— START Information shown —

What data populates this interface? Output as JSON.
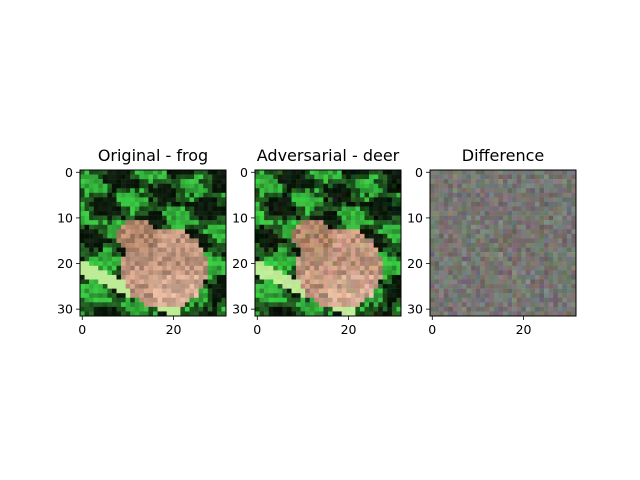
{
  "chart_data": [
    {
      "type": "heatmap",
      "panel": "original",
      "title": "Original - frog",
      "image_size": [
        32,
        32
      ],
      "xticks": [
        0,
        20
      ],
      "yticks": [
        0,
        10,
        20,
        30
      ],
      "xlim": [
        -0.5,
        31.5
      ],
      "ylim": [
        31.5,
        -0.5
      ],
      "content": "frog photo among green foliage"
    },
    {
      "type": "heatmap",
      "panel": "adversarial",
      "title": "Adversarial - deer",
      "image_size": [
        32,
        32
      ],
      "xticks": [
        0,
        20
      ],
      "yticks": [
        0,
        10,
        20,
        30
      ],
      "xlim": [
        -0.5,
        31.5
      ],
      "ylim": [
        31.5,
        -0.5
      ],
      "content": "frog photo with imperceptible perturbation"
    },
    {
      "type": "heatmap",
      "panel": "difference",
      "title": "Difference",
      "image_size": [
        32,
        32
      ],
      "xticks": [
        0,
        20
      ],
      "yticks": [
        0,
        10,
        20,
        30
      ],
      "xlim": [
        -0.5,
        31.5
      ],
      "ylim": [
        31.5,
        -0.5
      ],
      "content": "grey noise pattern with faint pink and green pixels"
    }
  ],
  "colors": {
    "frog_skin": "#c99a7e",
    "frog_light": "#e2b7a0",
    "leaf_bright": "#4ec35a",
    "leaf_dark": "#0f2e12",
    "background": "#0a120a",
    "diff_grey": "#7b7a76"
  }
}
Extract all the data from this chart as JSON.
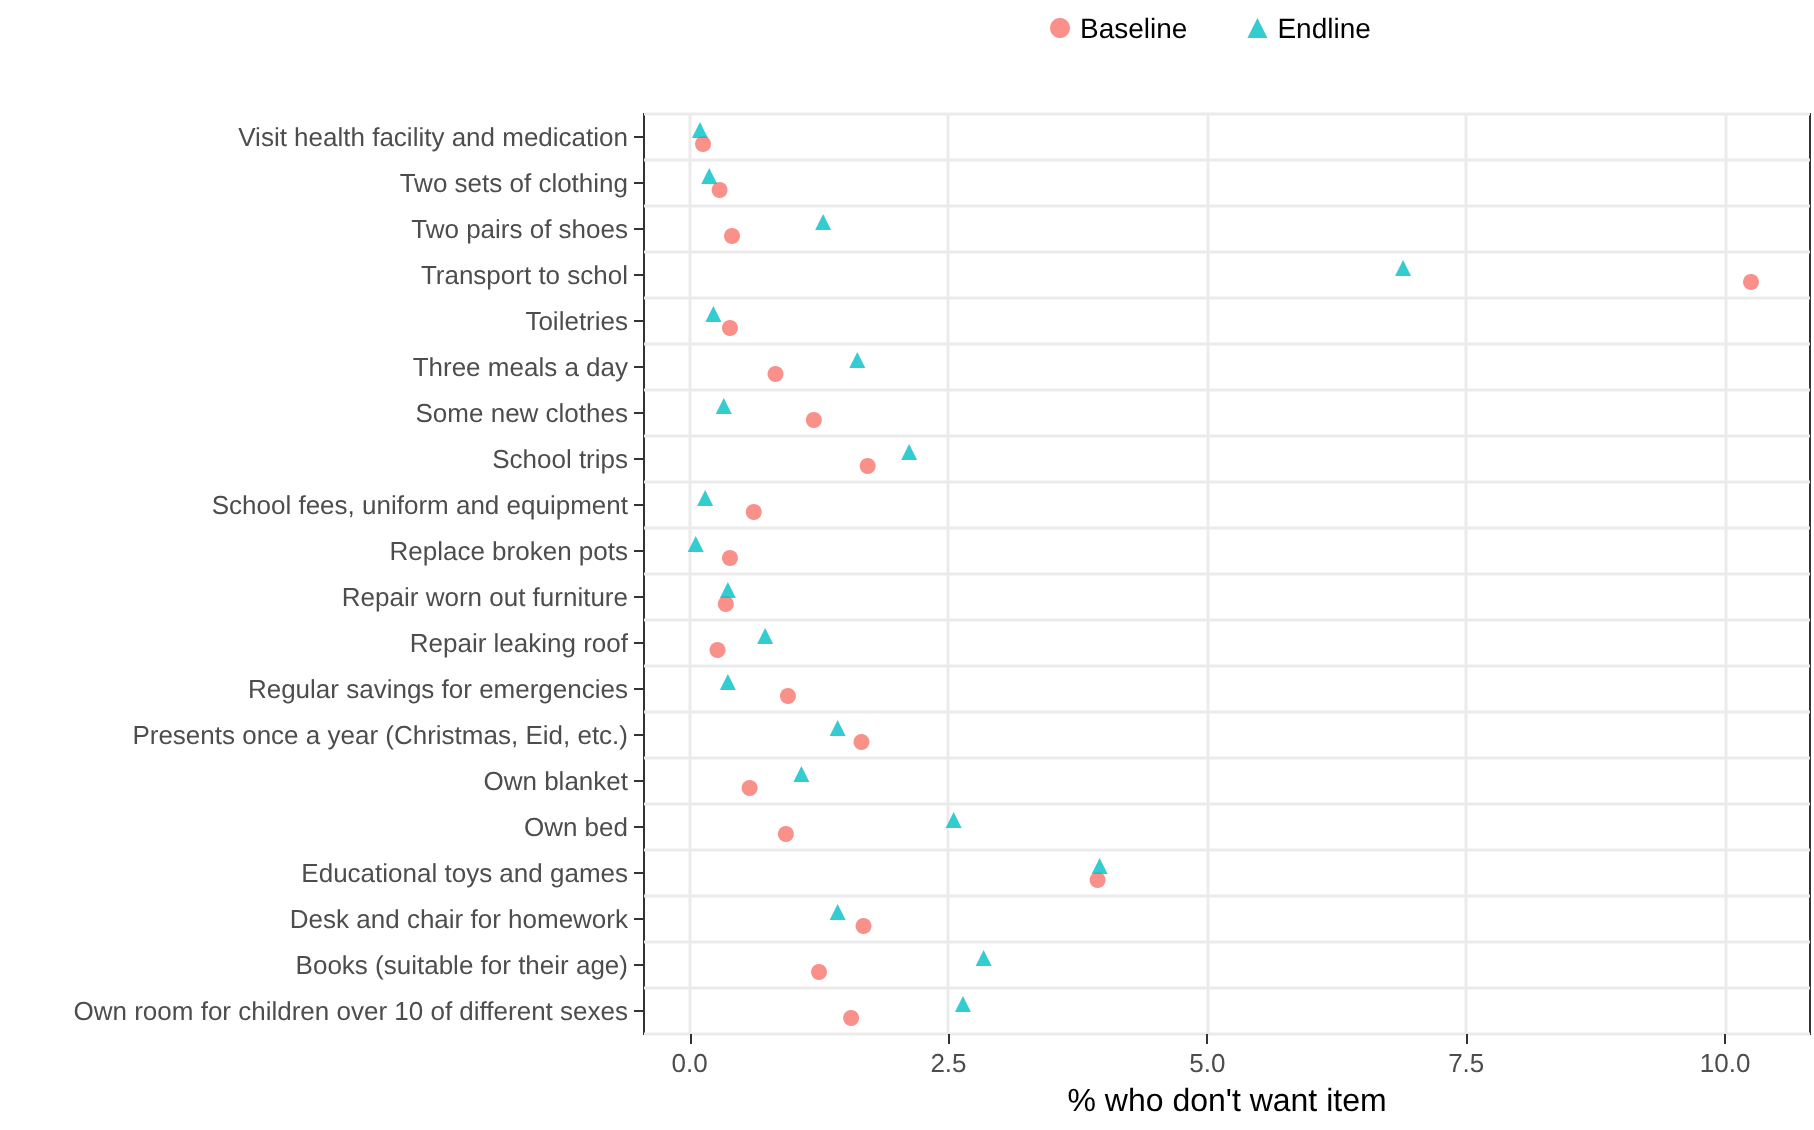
{
  "chart_data": {
    "type": "scatter",
    "orientation": "horizontal",
    "xlabel": "% who don't want item",
    "categories": [
      "Visit health facility and medication",
      "Two sets of clothing",
      "Two pairs of shoes",
      "Transport to schol",
      "Toiletries",
      "Three meals a day",
      "Some new clothes",
      "School trips",
      "School fees, uniform and equipment",
      "Replace broken pots",
      "Repair worn out furniture",
      "Repair leaking roof",
      "Regular savings for emergencies",
      "Presents once a year (Christmas, Eid, etc.)",
      "Own blanket",
      "Own bed",
      "Educational toys and games",
      "Desk and chair for homework",
      "Books (suitable for their age)",
      "Own room for children over 10 of different sexes"
    ],
    "series": [
      {
        "name": "Baseline",
        "color": "#f8766d",
        "marker": "circle",
        "values": [
          0.13,
          0.29,
          0.41,
          10.25,
          0.39,
          0.83,
          1.2,
          1.72,
          0.62,
          0.39,
          0.35,
          0.27,
          0.95,
          1.66,
          0.58,
          0.93,
          3.94,
          1.68,
          1.25,
          1.56
        ]
      },
      {
        "name": "Endline",
        "color": "#00bfc4",
        "marker": "triangle",
        "values": [
          0.1,
          0.19,
          1.29,
          6.89,
          0.23,
          1.62,
          0.33,
          2.12,
          0.15,
          0.06,
          0.37,
          0.73,
          0.37,
          1.43,
          1.08,
          2.55,
          3.96,
          1.43,
          2.84,
          2.64
        ]
      }
    ],
    "xlim": [
      -0.44,
      10.82
    ],
    "xticks": [
      {
        "value": 0,
        "label": "0.0"
      },
      {
        "value": 2.5,
        "label": "2.5"
      },
      {
        "value": 5,
        "label": "5.0"
      },
      {
        "value": 7.5,
        "label": "7.5"
      },
      {
        "value": 10,
        "label": "10.0"
      }
    ],
    "grid": true,
    "legend": "top"
  }
}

— END Information shown —

Show the lines of the material that contain the word "School".

      "School trips",
      "School fees, uniform and equipment",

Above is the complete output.